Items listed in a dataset
......
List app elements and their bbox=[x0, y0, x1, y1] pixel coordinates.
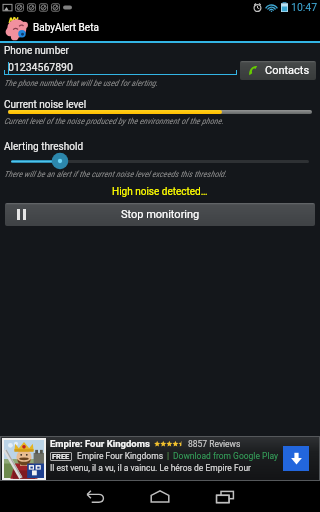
staticText: There will be an alert if the current no… bbox=[4, 169, 227, 179]
button[interactable]: Contacts bbox=[240, 61, 316, 80]
staticText: 10:47 bbox=[291, 1, 318, 13]
staticText: 01234567890 bbox=[8, 61, 73, 73]
staticText: Contacts bbox=[265, 64, 310, 77]
staticText: FREE bbox=[52, 452, 70, 461]
staticText: Il est venu, il a vu, il a vaincu. Le hé… bbox=[50, 463, 281, 473]
staticText: Phone number bbox=[4, 45, 69, 57]
staticText: High noise detected… bbox=[112, 186, 208, 198]
staticText: | bbox=[167, 451, 170, 461]
button[interactable]: Back bbox=[76, 481, 114, 512]
button[interactable]: Download bbox=[283, 446, 309, 471]
staticText: 8857 Reviews bbox=[188, 439, 241, 449]
staticText: BabyAlert Beta bbox=[33, 22, 99, 34]
staticText: Empire Four Kingdoms bbox=[77, 451, 164, 461]
staticText: Alerting threshold bbox=[4, 141, 84, 153]
staticText: The phone number that will be used for a… bbox=[4, 78, 159, 88]
button[interactable]: Threshold slider bbox=[49, 152, 71, 170]
staticText: Current noise level bbox=[4, 99, 87, 111]
button[interactable]: Empire: Four Kingdoms bbox=[0, 436, 320, 481]
staticText: Current level of the noise produced by t… bbox=[4, 116, 224, 126]
staticText: Empire: Four Kingdoms bbox=[50, 438, 150, 449]
button[interactable]: Home bbox=[141, 481, 179, 512]
staticText: Download from Google Play bbox=[173, 451, 279, 461]
staticText: Stop monitoring bbox=[121, 208, 200, 221]
button[interactable]: Stop monitoring bbox=[5, 203, 315, 226]
button[interactable]: Recents bbox=[206, 481, 244, 512]
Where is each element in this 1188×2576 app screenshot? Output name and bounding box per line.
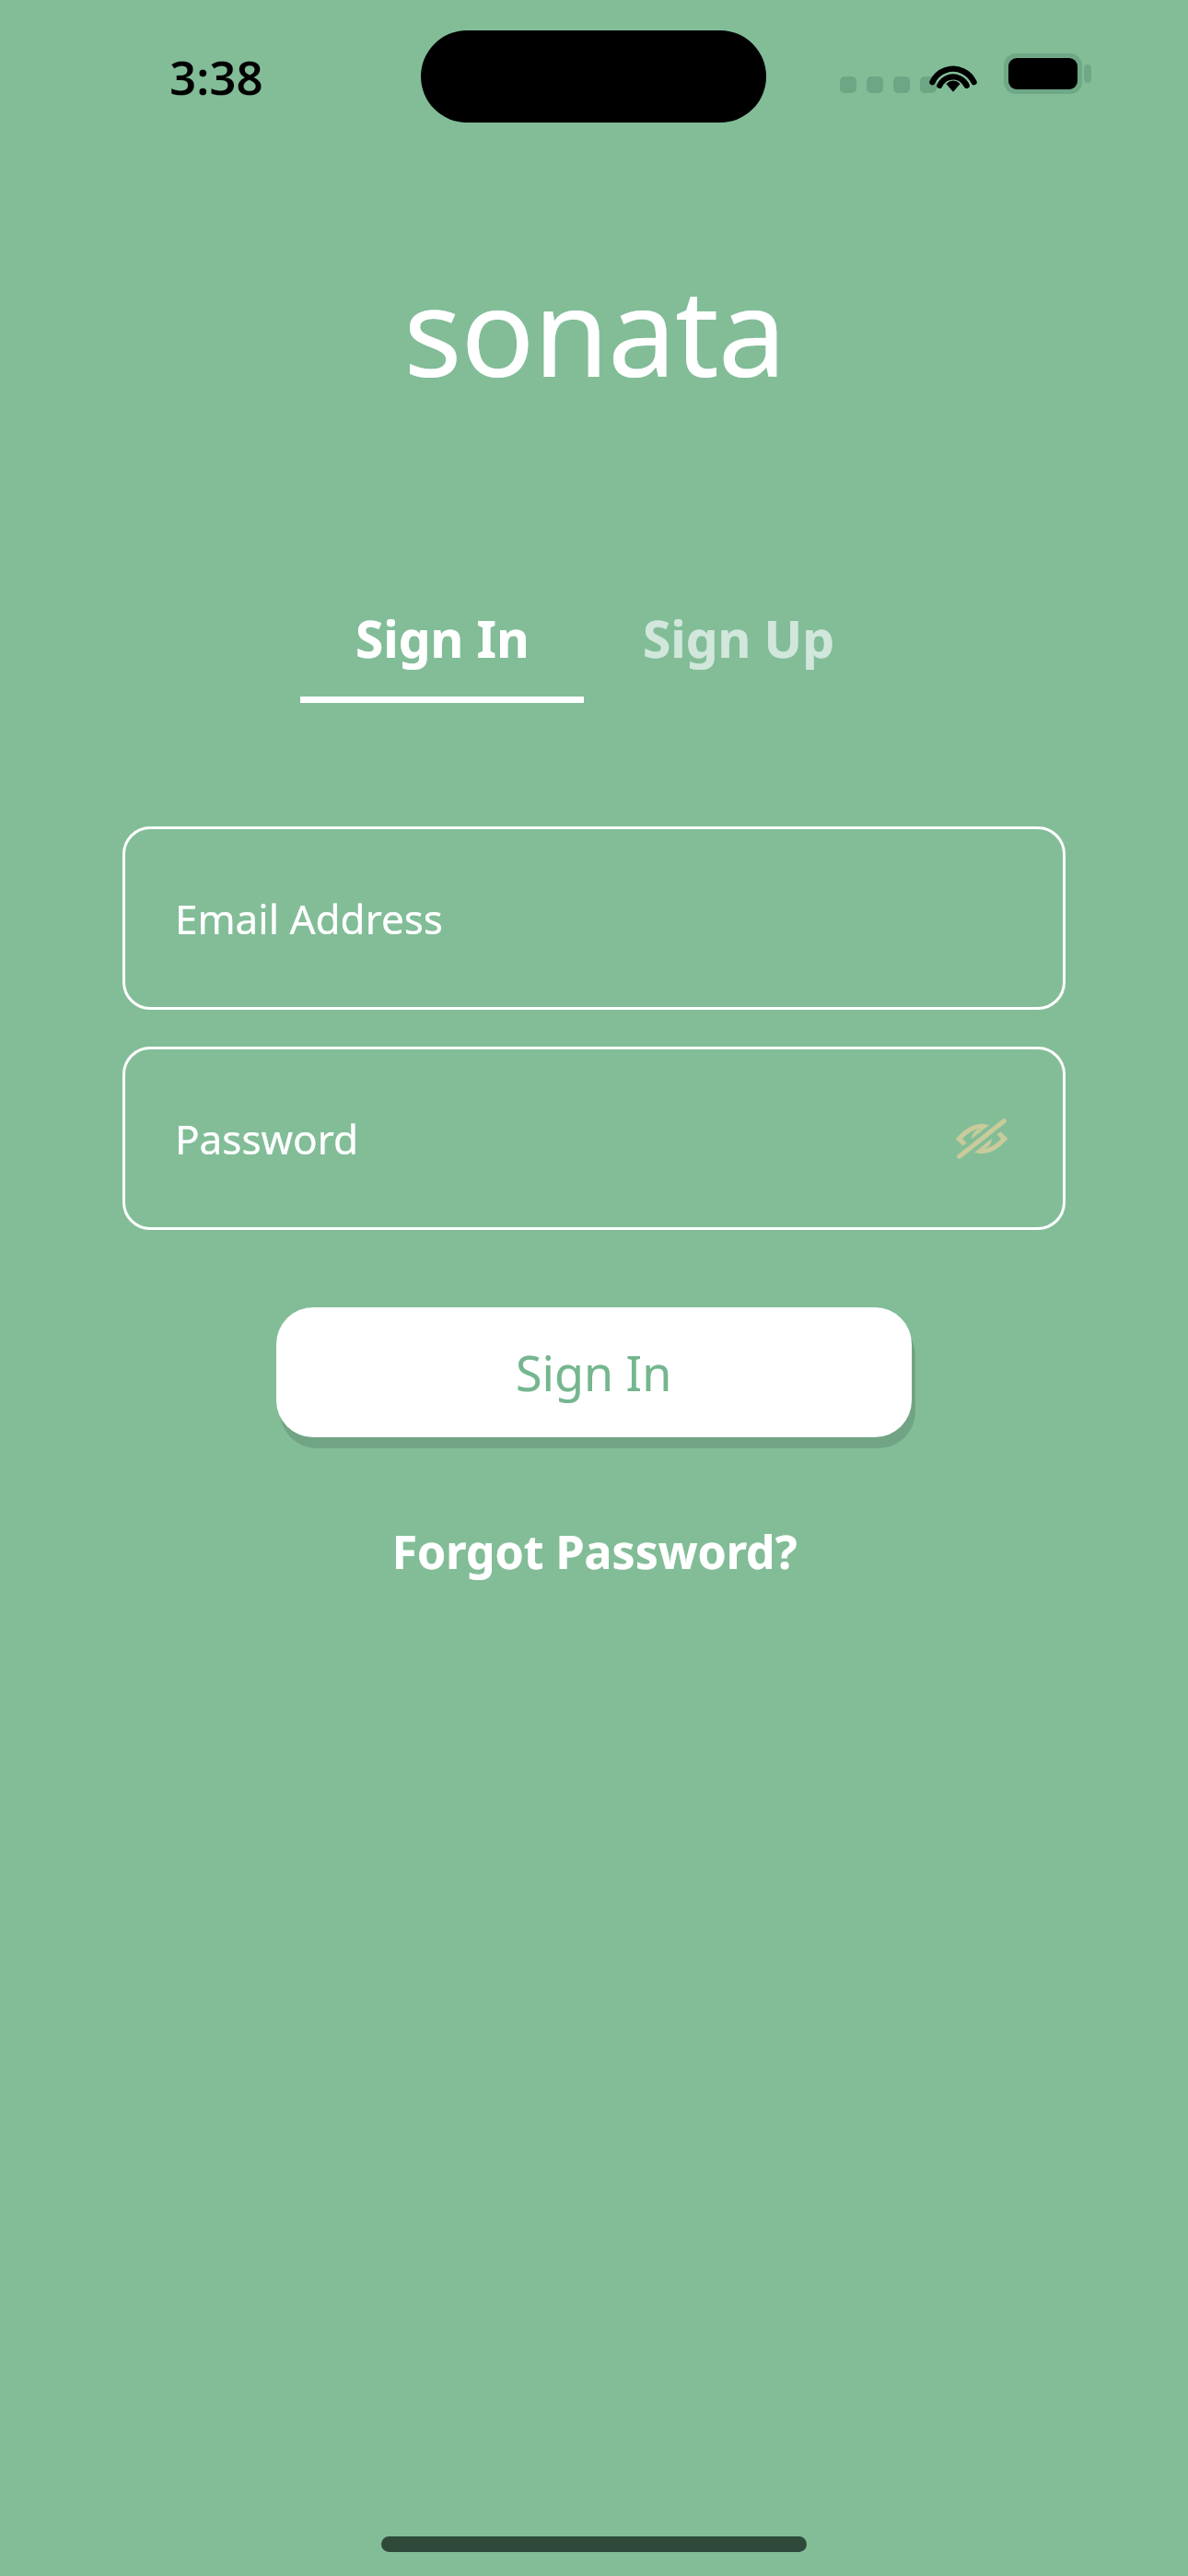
staticText: Email Address [175, 891, 443, 946]
staticText: Sign In [355, 603, 530, 673]
button[interactable]: Sign In [300, 603, 584, 703]
button[interactable]: Password [122, 1047, 1066, 1230]
button[interactable]: Show password [946, 1103, 1018, 1175]
button[interactable]: Forgot Password? [387, 1515, 801, 1588]
button[interactable]: Sign In [276, 1307, 912, 1437]
button[interactable]: Sign Up [619, 603, 858, 697]
staticText: 3:38 [169, 44, 263, 108]
button[interactable]: Email Address [122, 826, 1066, 1010]
staticText: sonata [403, 247, 786, 413]
staticText: Password [175, 1111, 359, 1166]
staticText: Sign In [516, 1340, 672, 1405]
staticText: Sign Up [643, 603, 834, 673]
staticText: Forgot Password? [391, 1520, 798, 1583]
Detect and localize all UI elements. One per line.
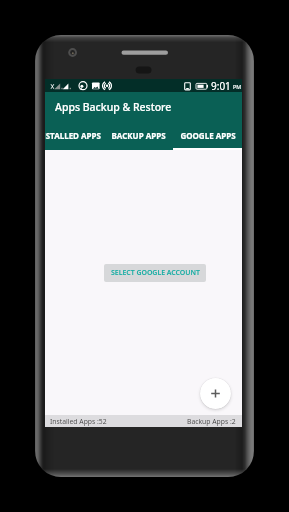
staticText: Backup Apps :2 — [187, 417, 236, 426]
staticText: Installed Apps :52 — [50, 417, 107, 426]
button[interactable]: GOOGLE APPS — [173, 130, 242, 145]
staticText: PM — [233, 83, 242, 90]
button[interactable]: BACKUP APPS — [103, 130, 173, 145]
staticText: SELECT GOOGLE ACCOUNT — [111, 268, 200, 278]
button[interactable]: Add backup — [200, 378, 231, 409]
button[interactable]: INSTALLED APPS — [45, 130, 103, 145]
staticText: BACKUP APPS — [111, 130, 166, 141]
staticText: 9:01 — [211, 79, 231, 92]
staticText: INSTALLED APPS — [45, 130, 101, 141]
staticText: Apps Backup & Restore — [55, 100, 172, 114]
button[interactable]: SELECT GOOGLE ACCOUNT — [104, 264, 206, 282]
staticText: GOOGLE APPS — [180, 130, 236, 141]
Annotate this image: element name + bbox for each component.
......
**WRITTEN INSTRUCTION**.
Can you output the part of the items that opens with the line containing "staticText: Email Address" and closes with the line containing "staticText: Forgot Password?" as a Markdown table with a Row column for the row number and a Line column for the line itself, omitting blank lines?

**REPLY TO THE EXERCISE**.
| Row | Line |
|---|---|
| 1 | staticText: Email Address [175, 891, 443, 946] |
| 2 | staticText: Sign In [355, 603, 530, 673] |
| 3 | button[interactable]: Sign In [300, 603, 584, 703] |
| 4 | button[interactable]: Password [122, 1047, 1066, 1230] |
| 5 | button[interactable]: Show password [946, 1103, 1018, 1175] |
| 6 | button[interactable]: Forgot Password? [387, 1515, 801, 1588] |
| 7 | button[interactable]: Sign In [276, 1307, 912, 1437] |
| 8 | button[interactable]: Sign Up [619, 603, 858, 697] |
| 9 | staticText: 3:38 [169, 44, 263, 108] |
| 10 | button[interactable]: Email Address [122, 826, 1066, 1010] |
| 11 | staticText: sonata [403, 247, 786, 413] |
| 12 | staticText: Password [175, 1111, 359, 1166] |
| 13 | staticText: Sign In [516, 1340, 672, 1405] |
| 14 | staticText: Sign Up [643, 603, 834, 673] |
| 15 | staticText: Forgot Password? [391, 1520, 798, 1583] |